# Your objective
Give back each entry unchanged, minus pictures.

# Data for this task
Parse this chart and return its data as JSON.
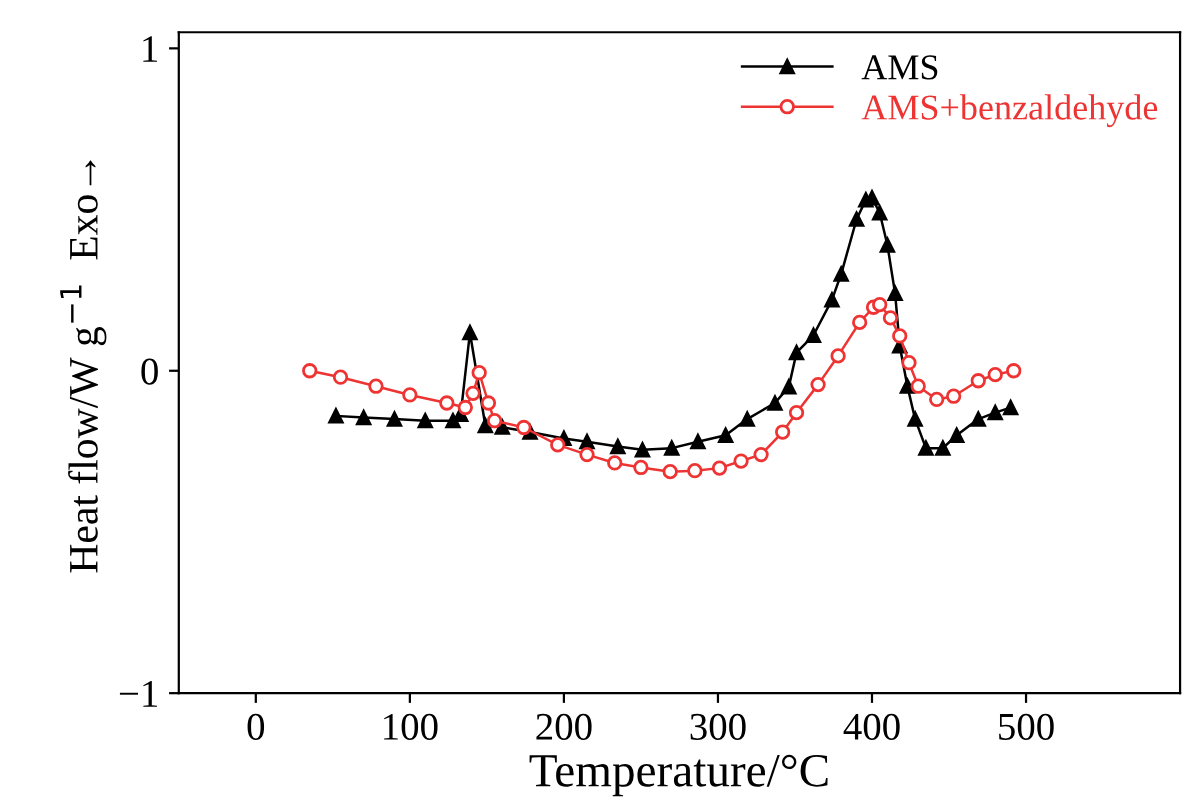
{
  "chart_data": {
    "type": "line",
    "xlabel": "Temperature/°C",
    "ylabel": "Heat flow/W g$^{−1}$  Exo→",
    "xlim": [
      -50,
      600
    ],
    "xticks": [
      0,
      100,
      200,
      300,
      400,
      500
    ],
    "ylim": [
      -1,
      1.05
    ],
    "yticks": [
      {
        "value": -1,
        "label": "−1"
      },
      0,
      1
    ],
    "legend": "top right",
    "grid": false,
    "series": [
      {
        "name": "AMS",
        "color": "#000000",
        "marker": "triangle",
        "x": [
          52,
          70,
          90,
          110,
          128,
          133,
          139,
          149,
          160,
          178,
          200,
          215,
          235,
          251,
          270,
          287,
          305,
          319,
          337,
          346,
          351,
          362,
          374,
          380,
          390,
          396,
          400,
          405,
          410,
          415,
          418,
          423,
          428,
          435,
          446,
          455,
          469,
          480,
          490
        ],
        "values": [
          -0.14,
          -0.145,
          -0.15,
          -0.155,
          -0.155,
          -0.135,
          0.118,
          -0.17,
          -0.175,
          -0.19,
          -0.21,
          -0.22,
          -0.235,
          -0.245,
          -0.24,
          -0.22,
          -0.2,
          -0.15,
          -0.1,
          -0.05,
          0.056,
          0.11,
          0.22,
          0.3,
          0.47,
          0.53,
          0.536,
          0.49,
          0.39,
          0.24,
          0.077,
          -0.048,
          -0.15,
          -0.24,
          -0.24,
          -0.2,
          -0.15,
          -0.13,
          -0.114
        ]
      },
      {
        "name": "AMS+benzaldehyde",
        "color": "#ee3333",
        "marker": "circle",
        "x": [
          35,
          55,
          78,
          100,
          124,
          136,
          141,
          145,
          151,
          155,
          174,
          196,
          215,
          233,
          250,
          269,
          285,
          301,
          315,
          328,
          342,
          351,
          365,
          378,
          392,
          401,
          405,
          412,
          418,
          424,
          430,
          442,
          453,
          469,
          480,
          492
        ],
        "values": [
          0.0,
          -0.02,
          -0.048,
          -0.075,
          -0.1,
          -0.114,
          -0.07,
          -0.006,
          -0.1,
          -0.155,
          -0.176,
          -0.23,
          -0.26,
          -0.286,
          -0.3,
          -0.313,
          -0.31,
          -0.302,
          -0.28,
          -0.26,
          -0.19,
          -0.13,
          -0.043,
          0.046,
          0.15,
          0.197,
          0.205,
          0.164,
          0.108,
          0.025,
          -0.048,
          -0.089,
          -0.079,
          -0.031,
          -0.012,
          0.0
        ]
      }
    ]
  }
}
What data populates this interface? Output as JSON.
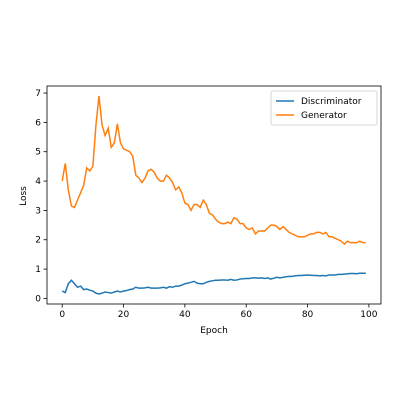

# Finished exercise
Parse this chart and return its data as JSON.
{
  "chart_data": {
    "type": "line",
    "xlabel": "Temperature/°C",
    "ylabel": "Heat flow/W g$^{−1}$  Exo→",
    "xlim": [
      -50,
      600
    ],
    "xticks": [
      0,
      100,
      200,
      300,
      400,
      500
    ],
    "ylim": [
      -1,
      1.05
    ],
    "yticks": [
      {
        "value": -1,
        "label": "−1"
      },
      0,
      1
    ],
    "legend": "top right",
    "grid": false,
    "series": [
      {
        "name": "AMS",
        "color": "#000000",
        "marker": "triangle",
        "x": [
          52,
          70,
          90,
          110,
          128,
          133,
          139,
          149,
          160,
          178,
          200,
          215,
          235,
          251,
          270,
          287,
          305,
          319,
          337,
          346,
          351,
          362,
          374,
          380,
          390,
          396,
          400,
          405,
          410,
          415,
          418,
          423,
          428,
          435,
          446,
          455,
          469,
          480,
          490
        ],
        "values": [
          -0.14,
          -0.145,
          -0.15,
          -0.155,
          -0.155,
          -0.135,
          0.118,
          -0.17,
          -0.175,
          -0.19,
          -0.21,
          -0.22,
          -0.235,
          -0.245,
          -0.24,
          -0.22,
          -0.2,
          -0.15,
          -0.1,
          -0.05,
          0.056,
          0.11,
          0.22,
          0.3,
          0.47,
          0.53,
          0.536,
          0.49,
          0.39,
          0.24,
          0.077,
          -0.048,
          -0.15,
          -0.24,
          -0.24,
          -0.2,
          -0.15,
          -0.13,
          -0.114
        ]
      },
      {
        "name": "AMS+benzaldehyde",
        "color": "#ee3333",
        "marker": "circle",
        "x": [
          35,
          55,
          78,
          100,
          124,
          136,
          141,
          145,
          151,
          155,
          174,
          196,
          215,
          233,
          250,
          269,
          285,
          301,
          315,
          328,
          342,
          351,
          365,
          378,
          392,
          401,
          405,
          412,
          418,
          424,
          430,
          442,
          453,
          469,
          480,
          492
        ],
        "values": [
          0.0,
          -0.02,
          -0.048,
          -0.075,
          -0.1,
          -0.114,
          -0.07,
          -0.006,
          -0.1,
          -0.155,
          -0.176,
          -0.23,
          -0.26,
          -0.286,
          -0.3,
          -0.313,
          -0.31,
          -0.302,
          -0.28,
          -0.26,
          -0.19,
          -0.13,
          -0.043,
          0.046,
          0.15,
          0.197,
          0.205,
          0.164,
          0.108,
          0.025,
          -0.048,
          -0.089,
          -0.079,
          -0.031,
          -0.012,
          0.0
        ]
      }
    ]
  }
}
What data populates this interface? Output as JSON.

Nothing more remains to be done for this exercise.